(What the exercise asks) Copy each line below in which the string "Pump" occurs.

(The input)

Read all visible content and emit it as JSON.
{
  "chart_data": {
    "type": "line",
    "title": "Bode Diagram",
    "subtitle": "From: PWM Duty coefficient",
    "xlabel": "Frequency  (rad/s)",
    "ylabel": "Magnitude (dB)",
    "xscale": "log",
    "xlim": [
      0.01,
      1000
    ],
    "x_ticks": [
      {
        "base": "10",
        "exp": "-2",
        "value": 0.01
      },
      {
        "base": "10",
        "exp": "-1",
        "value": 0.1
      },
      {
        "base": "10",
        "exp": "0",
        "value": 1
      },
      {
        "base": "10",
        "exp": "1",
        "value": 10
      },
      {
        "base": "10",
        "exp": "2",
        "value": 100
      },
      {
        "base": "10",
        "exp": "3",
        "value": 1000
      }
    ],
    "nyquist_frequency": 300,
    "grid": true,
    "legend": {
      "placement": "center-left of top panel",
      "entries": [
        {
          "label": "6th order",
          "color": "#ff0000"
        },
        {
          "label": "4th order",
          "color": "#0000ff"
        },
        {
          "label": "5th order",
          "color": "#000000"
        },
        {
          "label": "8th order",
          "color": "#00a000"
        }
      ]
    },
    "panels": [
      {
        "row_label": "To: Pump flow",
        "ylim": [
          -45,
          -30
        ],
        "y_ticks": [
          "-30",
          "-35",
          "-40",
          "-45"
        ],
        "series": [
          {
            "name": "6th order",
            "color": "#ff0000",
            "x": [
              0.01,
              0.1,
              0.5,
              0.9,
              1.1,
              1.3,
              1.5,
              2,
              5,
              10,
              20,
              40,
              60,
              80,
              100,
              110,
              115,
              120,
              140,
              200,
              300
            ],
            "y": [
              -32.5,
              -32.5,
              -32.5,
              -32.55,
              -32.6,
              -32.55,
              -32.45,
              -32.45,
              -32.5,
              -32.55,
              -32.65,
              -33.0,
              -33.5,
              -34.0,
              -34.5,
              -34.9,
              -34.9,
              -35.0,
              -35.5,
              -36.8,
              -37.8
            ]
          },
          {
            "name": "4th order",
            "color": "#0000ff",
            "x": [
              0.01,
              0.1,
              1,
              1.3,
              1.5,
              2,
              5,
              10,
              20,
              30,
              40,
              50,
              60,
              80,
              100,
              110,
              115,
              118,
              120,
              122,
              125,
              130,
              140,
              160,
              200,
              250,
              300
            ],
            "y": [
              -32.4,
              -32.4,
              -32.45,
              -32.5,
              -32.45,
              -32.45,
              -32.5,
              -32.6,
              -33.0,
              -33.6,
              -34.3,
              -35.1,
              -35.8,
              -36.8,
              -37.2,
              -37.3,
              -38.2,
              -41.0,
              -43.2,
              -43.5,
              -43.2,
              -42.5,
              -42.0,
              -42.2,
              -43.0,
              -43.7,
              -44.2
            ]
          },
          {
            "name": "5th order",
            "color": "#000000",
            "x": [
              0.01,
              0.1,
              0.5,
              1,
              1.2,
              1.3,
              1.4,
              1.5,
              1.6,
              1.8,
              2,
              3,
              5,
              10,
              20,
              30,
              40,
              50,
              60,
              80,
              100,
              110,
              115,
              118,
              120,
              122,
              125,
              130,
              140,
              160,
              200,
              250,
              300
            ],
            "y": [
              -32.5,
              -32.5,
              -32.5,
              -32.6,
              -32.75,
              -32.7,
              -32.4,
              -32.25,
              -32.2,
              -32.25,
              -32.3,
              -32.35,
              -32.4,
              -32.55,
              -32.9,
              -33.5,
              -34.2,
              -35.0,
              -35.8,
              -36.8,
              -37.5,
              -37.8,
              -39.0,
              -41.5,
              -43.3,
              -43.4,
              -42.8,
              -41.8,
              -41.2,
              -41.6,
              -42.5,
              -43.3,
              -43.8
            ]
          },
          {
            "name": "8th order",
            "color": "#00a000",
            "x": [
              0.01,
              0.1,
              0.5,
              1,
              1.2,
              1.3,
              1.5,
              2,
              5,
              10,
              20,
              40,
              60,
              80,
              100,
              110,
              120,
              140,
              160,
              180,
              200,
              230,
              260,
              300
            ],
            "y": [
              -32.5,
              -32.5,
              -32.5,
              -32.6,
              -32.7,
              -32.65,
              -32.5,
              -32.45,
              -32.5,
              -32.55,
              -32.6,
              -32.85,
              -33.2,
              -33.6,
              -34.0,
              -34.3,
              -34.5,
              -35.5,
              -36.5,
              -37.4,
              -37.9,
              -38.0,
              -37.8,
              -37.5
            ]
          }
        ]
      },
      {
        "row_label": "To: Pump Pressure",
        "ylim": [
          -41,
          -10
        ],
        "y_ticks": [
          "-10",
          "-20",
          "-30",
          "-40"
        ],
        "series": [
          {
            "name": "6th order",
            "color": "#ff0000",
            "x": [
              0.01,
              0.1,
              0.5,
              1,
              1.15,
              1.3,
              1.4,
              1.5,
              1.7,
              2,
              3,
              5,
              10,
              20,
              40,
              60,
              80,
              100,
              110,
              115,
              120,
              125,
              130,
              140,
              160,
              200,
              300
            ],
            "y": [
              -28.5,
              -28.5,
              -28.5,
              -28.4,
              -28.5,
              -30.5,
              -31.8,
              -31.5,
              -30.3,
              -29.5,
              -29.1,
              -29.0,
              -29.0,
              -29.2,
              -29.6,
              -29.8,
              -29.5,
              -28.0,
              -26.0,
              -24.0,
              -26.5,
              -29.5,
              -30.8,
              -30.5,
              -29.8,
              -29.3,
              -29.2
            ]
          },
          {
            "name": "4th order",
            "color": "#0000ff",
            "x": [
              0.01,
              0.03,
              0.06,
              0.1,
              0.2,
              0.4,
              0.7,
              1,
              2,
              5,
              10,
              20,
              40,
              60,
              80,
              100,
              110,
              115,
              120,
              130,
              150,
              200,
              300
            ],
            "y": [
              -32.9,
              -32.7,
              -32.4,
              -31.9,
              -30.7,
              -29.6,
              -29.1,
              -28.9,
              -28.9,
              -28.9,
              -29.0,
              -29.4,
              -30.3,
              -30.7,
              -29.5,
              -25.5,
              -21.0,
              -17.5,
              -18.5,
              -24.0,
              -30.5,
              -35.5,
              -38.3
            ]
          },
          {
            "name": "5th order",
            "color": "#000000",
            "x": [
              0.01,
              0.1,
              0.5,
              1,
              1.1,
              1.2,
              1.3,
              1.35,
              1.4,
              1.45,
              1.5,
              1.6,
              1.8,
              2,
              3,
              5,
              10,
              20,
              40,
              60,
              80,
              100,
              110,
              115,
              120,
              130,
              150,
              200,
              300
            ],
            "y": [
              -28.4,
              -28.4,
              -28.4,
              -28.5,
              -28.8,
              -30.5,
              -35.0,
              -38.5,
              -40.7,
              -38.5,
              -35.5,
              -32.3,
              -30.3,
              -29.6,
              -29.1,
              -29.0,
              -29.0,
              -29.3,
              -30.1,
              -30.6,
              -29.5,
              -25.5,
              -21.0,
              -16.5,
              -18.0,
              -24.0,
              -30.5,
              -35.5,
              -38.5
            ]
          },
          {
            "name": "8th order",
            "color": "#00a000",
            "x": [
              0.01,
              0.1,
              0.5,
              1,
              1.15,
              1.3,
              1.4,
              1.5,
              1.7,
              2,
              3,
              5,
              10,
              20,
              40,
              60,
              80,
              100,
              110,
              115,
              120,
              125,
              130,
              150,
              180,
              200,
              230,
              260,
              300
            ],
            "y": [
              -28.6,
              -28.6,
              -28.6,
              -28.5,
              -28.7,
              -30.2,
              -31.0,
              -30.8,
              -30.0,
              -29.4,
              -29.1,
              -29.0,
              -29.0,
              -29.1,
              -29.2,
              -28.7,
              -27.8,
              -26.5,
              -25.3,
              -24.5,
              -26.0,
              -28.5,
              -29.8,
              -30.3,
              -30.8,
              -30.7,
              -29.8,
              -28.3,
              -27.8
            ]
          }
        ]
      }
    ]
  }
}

(Final result)
        "row_label": "To: Pump flow",
        "row_label": "To: Pump Pressure",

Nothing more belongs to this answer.